(Source information begins)

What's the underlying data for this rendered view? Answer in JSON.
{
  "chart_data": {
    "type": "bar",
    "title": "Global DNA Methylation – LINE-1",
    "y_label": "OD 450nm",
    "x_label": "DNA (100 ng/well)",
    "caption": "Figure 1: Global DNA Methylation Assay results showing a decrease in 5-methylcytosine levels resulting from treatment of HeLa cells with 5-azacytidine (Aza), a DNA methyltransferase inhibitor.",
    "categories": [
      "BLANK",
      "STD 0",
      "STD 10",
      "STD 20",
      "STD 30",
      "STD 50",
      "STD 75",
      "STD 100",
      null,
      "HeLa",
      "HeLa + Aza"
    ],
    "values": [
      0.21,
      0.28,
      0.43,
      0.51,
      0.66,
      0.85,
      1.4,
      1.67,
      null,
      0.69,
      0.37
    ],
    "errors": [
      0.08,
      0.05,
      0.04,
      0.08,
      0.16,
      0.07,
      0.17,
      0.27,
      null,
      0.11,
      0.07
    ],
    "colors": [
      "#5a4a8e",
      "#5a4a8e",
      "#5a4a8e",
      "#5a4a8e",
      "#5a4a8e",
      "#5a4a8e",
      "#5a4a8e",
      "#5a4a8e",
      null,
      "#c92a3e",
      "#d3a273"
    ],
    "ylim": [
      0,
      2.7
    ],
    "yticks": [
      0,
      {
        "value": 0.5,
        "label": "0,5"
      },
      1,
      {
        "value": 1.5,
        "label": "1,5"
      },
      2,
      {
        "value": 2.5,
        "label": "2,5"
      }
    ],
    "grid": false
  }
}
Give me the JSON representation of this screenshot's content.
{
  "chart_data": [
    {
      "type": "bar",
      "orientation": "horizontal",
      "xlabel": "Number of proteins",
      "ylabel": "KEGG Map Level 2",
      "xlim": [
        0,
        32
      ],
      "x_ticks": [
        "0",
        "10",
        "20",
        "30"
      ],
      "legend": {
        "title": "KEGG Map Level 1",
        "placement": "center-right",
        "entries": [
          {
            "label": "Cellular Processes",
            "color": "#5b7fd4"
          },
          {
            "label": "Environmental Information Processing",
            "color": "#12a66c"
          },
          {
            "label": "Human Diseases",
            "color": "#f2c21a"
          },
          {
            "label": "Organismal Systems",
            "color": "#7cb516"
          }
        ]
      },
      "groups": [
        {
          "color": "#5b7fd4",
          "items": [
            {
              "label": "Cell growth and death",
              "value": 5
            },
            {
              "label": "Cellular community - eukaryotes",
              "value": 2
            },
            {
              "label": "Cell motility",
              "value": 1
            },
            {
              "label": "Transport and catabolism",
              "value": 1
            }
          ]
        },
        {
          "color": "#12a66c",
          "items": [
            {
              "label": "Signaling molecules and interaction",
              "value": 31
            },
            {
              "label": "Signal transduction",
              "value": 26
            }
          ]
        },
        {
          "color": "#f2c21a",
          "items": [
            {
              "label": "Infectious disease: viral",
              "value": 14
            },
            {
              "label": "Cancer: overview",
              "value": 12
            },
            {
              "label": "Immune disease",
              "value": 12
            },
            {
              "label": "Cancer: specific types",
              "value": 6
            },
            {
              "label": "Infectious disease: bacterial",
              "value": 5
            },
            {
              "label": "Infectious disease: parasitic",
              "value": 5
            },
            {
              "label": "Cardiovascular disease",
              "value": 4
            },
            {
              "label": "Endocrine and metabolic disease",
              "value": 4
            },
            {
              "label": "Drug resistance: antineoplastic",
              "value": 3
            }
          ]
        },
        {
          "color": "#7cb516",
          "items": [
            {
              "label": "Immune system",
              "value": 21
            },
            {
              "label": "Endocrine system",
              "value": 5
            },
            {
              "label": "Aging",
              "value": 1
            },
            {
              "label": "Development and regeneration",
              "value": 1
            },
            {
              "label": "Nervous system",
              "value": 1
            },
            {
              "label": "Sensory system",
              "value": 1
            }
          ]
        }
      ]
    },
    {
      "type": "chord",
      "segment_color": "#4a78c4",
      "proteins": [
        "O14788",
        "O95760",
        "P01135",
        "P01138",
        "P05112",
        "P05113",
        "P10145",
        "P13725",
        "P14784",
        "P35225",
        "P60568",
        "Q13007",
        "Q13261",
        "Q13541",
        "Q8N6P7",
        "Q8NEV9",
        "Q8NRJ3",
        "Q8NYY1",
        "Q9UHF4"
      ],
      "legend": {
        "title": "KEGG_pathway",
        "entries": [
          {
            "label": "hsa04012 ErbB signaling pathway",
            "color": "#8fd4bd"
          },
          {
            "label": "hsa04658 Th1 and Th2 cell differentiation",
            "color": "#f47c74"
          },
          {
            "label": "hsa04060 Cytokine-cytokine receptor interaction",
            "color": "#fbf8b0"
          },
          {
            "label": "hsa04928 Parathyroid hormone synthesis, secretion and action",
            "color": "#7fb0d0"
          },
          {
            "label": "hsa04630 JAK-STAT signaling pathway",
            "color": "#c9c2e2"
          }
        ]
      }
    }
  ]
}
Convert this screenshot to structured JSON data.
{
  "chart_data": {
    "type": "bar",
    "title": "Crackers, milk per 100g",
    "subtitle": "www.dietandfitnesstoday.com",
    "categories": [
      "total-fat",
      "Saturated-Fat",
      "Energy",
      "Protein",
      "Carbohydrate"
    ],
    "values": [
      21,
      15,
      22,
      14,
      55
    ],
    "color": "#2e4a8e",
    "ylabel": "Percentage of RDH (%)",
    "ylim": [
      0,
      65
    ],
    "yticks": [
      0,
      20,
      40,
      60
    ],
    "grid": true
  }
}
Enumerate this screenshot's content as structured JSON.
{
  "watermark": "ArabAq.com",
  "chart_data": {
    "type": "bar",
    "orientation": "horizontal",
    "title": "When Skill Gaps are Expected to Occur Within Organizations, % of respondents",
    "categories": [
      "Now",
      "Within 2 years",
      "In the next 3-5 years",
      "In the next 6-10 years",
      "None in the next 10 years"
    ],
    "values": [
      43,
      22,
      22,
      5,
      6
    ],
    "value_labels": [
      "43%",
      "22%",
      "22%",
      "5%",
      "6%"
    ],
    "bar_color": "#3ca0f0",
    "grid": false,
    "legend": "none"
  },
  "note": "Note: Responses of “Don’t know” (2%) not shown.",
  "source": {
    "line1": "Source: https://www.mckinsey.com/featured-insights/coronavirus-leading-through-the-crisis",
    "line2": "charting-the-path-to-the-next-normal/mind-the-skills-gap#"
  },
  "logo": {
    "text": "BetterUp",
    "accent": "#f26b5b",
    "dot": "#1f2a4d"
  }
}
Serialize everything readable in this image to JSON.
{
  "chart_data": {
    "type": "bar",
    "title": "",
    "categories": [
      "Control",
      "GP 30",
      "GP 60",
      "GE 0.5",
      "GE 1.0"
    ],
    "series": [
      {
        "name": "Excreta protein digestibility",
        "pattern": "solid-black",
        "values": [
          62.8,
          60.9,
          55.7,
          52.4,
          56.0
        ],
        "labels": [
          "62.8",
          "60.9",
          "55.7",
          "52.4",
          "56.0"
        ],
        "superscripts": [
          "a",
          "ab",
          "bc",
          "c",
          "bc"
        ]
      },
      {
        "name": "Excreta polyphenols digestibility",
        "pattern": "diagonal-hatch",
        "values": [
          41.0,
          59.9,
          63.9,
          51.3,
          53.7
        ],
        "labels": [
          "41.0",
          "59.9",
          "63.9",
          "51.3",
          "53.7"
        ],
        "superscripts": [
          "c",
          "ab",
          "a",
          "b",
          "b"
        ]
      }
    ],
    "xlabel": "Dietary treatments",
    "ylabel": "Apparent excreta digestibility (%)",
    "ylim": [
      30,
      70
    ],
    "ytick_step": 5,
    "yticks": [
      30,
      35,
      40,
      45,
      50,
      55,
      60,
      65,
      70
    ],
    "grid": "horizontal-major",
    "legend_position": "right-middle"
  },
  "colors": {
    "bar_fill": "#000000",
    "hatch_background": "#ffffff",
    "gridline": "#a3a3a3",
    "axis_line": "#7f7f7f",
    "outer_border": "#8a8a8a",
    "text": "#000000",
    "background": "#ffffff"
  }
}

(Source information ends)

- **Work to complete**: Word for word, repeat the line holding "Serialize everything readable" and all lines after it through the end of the entries above.

- **Solution to this exercise**:
Serialize everything readable in this image to JSON.
{
  "chart_data": {
    "type": "bar",
    "title": "",
    "categories": [
      "Control",
      "GP 30",
      "GP 60",
      "GE 0.5",
      "GE 1.0"
    ],
    "series": [
      {
        "name": "Excreta protein digestibility",
        "pattern": "solid-black",
        "values": [
          62.8,
          60.9,
          55.7,
          52.4,
          56.0
        ],
        "labels": [
          "62.8",
          "60.9",
          "55.7",
          "52.4",
          "56.0"
        ],
        "superscripts": [
          "a",
          "ab",
          "bc",
          "c",
          "bc"
        ]
      },
      {
        "name": "Excreta polyphenols digestibility",
        "pattern": "diagonal-hatch",
        "values": [
          41.0,
          59.9,
          63.9,
          51.3,
          53.7
        ],
        "labels": [
          "41.0",
          "59.9",
          "63.9",
          "51.3",
          "53.7"
        ],
        "superscripts": [
          "c",
          "ab",
          "a",
          "b",
          "b"
        ]
      }
    ],
    "xlabel": "Dietary treatments",
    "ylabel": "Apparent excreta digestibility (%)",
    "ylim": [
      30,
      70
    ],
    "ytick_step": 5,
    "yticks": [
      30,
      35,
      40,
      45,
      50,
      55,
      60,
      65,
      70
    ],
    "grid": "horizontal-major",
    "legend_position": "right-middle"
  },
  "colors": {
    "bar_fill": "#000000",
    "hatch_background": "#ffffff",
    "gridline": "#a3a3a3",
    "axis_line": "#7f7f7f",
    "outer_border": "#8a8a8a",
    "text": "#000000",
    "background": "#ffffff"
  }
}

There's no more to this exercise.